(Stored data entries)
========
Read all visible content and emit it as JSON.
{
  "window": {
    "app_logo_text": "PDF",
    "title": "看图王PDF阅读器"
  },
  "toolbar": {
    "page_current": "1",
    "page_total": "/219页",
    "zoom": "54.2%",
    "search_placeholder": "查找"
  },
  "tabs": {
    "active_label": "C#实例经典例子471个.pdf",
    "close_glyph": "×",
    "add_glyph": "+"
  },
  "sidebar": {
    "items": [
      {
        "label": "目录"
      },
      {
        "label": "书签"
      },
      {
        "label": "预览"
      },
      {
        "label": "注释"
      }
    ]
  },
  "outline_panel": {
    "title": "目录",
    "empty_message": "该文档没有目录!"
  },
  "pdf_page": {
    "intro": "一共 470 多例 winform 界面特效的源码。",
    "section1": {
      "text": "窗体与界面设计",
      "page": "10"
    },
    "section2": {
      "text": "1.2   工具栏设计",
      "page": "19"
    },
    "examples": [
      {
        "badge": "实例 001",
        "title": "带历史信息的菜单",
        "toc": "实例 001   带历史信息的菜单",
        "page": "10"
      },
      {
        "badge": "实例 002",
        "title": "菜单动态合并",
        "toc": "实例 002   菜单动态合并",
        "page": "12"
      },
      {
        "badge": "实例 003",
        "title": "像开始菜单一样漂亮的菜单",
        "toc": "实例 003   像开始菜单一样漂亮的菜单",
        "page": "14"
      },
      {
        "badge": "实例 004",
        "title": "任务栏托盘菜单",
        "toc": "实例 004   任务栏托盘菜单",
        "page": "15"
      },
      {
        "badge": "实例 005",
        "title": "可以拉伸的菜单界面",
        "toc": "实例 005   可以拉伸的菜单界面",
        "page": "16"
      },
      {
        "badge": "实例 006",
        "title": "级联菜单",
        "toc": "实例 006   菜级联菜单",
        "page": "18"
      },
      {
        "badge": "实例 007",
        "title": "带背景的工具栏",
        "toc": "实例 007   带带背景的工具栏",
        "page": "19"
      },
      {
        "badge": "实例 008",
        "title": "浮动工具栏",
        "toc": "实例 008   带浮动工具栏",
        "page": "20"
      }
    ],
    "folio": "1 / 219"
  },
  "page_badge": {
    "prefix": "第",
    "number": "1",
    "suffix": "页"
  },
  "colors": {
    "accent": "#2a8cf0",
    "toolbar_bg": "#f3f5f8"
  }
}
========
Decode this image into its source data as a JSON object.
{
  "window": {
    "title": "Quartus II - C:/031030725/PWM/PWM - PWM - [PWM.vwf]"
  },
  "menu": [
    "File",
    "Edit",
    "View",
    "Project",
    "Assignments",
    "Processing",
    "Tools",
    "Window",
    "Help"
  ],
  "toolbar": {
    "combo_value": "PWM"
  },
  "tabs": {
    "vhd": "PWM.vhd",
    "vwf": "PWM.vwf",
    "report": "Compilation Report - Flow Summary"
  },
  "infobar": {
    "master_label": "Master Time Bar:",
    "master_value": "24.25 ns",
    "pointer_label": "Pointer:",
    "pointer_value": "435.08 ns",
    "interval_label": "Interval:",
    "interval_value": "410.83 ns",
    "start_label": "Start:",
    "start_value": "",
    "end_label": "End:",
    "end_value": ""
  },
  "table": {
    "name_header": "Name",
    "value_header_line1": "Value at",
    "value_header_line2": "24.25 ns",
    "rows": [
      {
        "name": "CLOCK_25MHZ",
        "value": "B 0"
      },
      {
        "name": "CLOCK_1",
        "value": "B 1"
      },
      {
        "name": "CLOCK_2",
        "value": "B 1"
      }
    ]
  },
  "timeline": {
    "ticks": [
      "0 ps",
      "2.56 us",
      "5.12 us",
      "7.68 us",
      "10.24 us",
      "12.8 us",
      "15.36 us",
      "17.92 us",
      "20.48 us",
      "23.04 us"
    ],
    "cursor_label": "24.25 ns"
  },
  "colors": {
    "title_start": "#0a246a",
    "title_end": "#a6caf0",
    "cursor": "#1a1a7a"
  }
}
========
Your task ▸
Find the string "像开始菜单一样漂亮的菜单" in the listing and return every line that holds it.

Solution to this exercise ▸
        "title": "像开始菜单一样漂亮的菜单",
        "toc": "实例 003   像开始菜单一样漂亮的菜单",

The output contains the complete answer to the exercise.